# What the exercise asks
Transcribe the material below exactly as it appears.

Dataset rows about figures:
↓
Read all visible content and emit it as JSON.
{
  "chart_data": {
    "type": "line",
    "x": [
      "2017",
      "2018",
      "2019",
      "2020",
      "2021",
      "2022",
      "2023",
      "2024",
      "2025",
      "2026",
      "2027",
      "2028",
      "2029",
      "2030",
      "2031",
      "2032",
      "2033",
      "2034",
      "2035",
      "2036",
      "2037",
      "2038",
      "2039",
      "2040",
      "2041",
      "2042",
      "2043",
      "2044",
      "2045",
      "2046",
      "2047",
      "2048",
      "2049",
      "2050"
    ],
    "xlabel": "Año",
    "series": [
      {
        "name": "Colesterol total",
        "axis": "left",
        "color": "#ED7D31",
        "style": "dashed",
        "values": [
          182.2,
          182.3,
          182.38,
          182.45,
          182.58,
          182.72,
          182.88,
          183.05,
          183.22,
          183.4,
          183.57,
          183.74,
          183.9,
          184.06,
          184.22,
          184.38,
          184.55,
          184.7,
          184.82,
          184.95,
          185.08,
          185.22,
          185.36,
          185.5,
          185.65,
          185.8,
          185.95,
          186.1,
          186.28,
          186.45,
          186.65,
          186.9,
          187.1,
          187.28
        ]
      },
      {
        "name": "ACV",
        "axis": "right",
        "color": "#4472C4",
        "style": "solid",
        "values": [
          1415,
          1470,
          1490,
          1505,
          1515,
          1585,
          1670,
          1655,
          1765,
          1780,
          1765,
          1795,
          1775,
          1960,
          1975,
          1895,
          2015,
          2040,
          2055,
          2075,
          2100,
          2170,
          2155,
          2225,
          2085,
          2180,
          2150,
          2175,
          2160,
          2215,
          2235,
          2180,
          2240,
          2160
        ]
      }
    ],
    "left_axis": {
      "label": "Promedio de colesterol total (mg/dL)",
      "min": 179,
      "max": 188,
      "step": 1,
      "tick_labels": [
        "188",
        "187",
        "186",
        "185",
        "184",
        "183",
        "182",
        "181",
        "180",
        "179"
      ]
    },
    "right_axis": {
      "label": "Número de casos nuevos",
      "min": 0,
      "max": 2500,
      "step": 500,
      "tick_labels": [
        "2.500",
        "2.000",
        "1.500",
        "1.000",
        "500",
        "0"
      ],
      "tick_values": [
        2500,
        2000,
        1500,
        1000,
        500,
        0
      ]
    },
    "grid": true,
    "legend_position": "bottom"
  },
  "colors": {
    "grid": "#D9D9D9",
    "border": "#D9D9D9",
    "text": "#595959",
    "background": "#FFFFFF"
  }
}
↑
# Exercise response
Read all visible content and emit it as JSON.
{
  "chart_data": {
    "type": "line",
    "x": [
      "2017",
      "2018",
      "2019",
      "2020",
      "2021",
      "2022",
      "2023",
      "2024",
      "2025",
      "2026",
      "2027",
      "2028",
      "2029",
      "2030",
      "2031",
      "2032",
      "2033",
      "2034",
      "2035",
      "2036",
      "2037",
      "2038",
      "2039",
      "2040",
      "2041",
      "2042",
      "2043",
      "2044",
      "2045",
      "2046",
      "2047",
      "2048",
      "2049",
      "2050"
    ],
    "xlabel": "Año",
    "series": [
      {
        "name": "Colesterol total",
        "axis": "left",
        "color": "#ED7D31",
        "style": "dashed",
        "values": [
          182.2,
          182.3,
          182.38,
          182.45,
          182.58,
          182.72,
          182.88,
          183.05,
          183.22,
          183.4,
          183.57,
          183.74,
          183.9,
          184.06,
          184.22,
          184.38,
          184.55,
          184.7,
          184.82,
          184.95,
          185.08,
          185.22,
          185.36,
          185.5,
          185.65,
          185.8,
          185.95,
          186.1,
          186.28,
          186.45,
          186.65,
          186.9,
          187.1,
          187.28
        ]
      },
      {
        "name": "ACV",
        "axis": "right",
        "color": "#4472C4",
        "style": "solid",
        "values": [
          1415,
          1470,
          1490,
          1505,
          1515,
          1585,
          1670,
          1655,
          1765,
          1780,
          1765,
          1795,
          1775,
          1960,
          1975,
          1895,
          2015,
          2040,
          2055,
          2075,
          2100,
          2170,
          2155,
          2225,
          2085,
          2180,
          2150,
          2175,
          2160,
          2215,
          2235,
          2180,
          2240,
          2160
        ]
      }
    ],
    "left_axis": {
      "label": "Promedio de colesterol total (mg/dL)",
      "min": 179,
      "max": 188,
      "step": 1,
      "tick_labels": [
        "188",
        "187",
        "186",
        "185",
        "184",
        "183",
        "182",
        "181",
        "180",
        "179"
      ]
    },
    "right_axis": {
      "label": "Número de casos nuevos",
      "min": 0,
      "max": 2500,
      "step": 500,
      "tick_labels": [
        "2.500",
        "2.000",
        "1.500",
        "1.000",
        "500",
        "0"
      ],
      "tick_values": [
        2500,
        2000,
        1500,
        1000,
        500,
        0
      ]
    },
    "grid": true,
    "legend_position": "bottom"
  },
  "colors": {
    "grid": "#D9D9D9",
    "border": "#D9D9D9",
    "text": "#595959",
    "background": "#FFFFFF"
  }
}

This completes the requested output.